Material to process =
· · · · · · ·

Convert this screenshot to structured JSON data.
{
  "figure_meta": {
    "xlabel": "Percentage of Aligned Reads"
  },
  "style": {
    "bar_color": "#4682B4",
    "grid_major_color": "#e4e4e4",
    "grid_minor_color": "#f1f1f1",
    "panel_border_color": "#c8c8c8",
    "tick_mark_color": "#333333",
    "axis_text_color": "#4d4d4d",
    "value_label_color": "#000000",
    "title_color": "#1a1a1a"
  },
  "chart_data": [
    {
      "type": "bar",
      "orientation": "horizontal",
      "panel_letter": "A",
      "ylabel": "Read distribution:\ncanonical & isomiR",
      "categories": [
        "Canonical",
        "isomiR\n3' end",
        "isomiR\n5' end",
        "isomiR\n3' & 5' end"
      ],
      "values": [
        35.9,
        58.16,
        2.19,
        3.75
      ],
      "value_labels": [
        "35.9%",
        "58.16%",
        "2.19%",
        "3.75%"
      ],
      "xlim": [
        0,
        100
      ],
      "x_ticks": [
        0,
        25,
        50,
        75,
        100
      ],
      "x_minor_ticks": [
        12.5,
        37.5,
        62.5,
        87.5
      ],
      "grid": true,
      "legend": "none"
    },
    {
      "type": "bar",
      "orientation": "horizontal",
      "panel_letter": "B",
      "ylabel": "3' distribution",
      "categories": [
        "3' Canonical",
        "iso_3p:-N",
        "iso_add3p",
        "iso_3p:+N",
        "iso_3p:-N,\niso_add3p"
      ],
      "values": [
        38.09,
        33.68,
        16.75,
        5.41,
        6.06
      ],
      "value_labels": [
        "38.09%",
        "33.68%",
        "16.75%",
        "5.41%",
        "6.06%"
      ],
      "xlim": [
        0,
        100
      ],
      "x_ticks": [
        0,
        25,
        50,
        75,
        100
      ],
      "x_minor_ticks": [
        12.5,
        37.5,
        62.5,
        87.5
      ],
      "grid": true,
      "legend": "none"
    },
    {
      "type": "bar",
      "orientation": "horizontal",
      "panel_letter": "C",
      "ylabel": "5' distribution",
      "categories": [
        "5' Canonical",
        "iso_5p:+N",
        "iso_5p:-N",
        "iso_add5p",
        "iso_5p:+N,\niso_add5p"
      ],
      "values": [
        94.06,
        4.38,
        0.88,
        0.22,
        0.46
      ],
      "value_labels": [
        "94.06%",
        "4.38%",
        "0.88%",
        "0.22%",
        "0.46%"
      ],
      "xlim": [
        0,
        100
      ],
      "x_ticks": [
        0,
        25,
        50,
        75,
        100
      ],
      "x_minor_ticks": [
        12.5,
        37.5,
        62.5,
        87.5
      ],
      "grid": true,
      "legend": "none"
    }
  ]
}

· · · · · · ·

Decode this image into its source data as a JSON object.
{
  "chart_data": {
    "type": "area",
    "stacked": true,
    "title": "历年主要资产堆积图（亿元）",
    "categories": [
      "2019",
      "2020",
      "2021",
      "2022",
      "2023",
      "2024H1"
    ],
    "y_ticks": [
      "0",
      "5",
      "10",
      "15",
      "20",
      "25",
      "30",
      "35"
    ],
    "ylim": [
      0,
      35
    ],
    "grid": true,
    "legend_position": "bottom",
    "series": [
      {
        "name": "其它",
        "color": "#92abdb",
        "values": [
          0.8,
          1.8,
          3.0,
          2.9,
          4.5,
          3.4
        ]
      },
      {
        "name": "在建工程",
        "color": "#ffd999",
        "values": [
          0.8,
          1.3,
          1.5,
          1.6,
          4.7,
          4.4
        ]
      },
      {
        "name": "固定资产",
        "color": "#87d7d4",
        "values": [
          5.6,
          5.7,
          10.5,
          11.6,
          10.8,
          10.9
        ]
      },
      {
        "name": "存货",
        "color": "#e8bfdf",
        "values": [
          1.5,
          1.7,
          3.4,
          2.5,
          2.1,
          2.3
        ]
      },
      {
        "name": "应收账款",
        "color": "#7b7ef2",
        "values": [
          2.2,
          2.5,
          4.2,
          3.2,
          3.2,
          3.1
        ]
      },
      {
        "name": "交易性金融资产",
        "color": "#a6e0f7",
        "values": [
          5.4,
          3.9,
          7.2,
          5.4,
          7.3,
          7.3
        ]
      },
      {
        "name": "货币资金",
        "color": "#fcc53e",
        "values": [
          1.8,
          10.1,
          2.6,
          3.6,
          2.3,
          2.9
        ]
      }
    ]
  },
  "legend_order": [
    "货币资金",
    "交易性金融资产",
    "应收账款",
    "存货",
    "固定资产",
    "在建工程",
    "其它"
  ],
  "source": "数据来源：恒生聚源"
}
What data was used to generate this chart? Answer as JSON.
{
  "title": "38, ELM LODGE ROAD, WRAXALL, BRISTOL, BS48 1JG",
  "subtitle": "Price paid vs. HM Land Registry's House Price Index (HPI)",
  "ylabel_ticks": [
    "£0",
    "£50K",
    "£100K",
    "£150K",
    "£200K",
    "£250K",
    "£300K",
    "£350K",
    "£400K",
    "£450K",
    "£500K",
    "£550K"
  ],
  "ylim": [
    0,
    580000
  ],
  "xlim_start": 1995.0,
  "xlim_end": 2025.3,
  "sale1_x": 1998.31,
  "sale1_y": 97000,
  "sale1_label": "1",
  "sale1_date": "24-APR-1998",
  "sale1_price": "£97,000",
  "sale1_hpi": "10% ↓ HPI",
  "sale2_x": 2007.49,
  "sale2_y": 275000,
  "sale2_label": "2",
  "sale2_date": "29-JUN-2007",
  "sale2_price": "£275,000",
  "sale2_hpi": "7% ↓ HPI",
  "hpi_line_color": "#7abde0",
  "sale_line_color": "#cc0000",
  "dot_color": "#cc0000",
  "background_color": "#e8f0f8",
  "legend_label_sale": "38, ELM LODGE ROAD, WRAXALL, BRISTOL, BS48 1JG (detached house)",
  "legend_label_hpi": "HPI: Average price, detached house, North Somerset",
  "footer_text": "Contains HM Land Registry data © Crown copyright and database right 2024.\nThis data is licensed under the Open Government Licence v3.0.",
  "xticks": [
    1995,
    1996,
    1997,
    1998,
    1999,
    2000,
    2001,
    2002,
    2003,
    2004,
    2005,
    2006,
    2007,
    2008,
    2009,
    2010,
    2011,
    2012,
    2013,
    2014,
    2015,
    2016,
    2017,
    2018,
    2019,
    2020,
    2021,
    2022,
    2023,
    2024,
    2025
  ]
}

· · · · · · ·

Your task =
What is the number of lines above that hold the string "source"? Answer with that number alone.

Exercise result =
2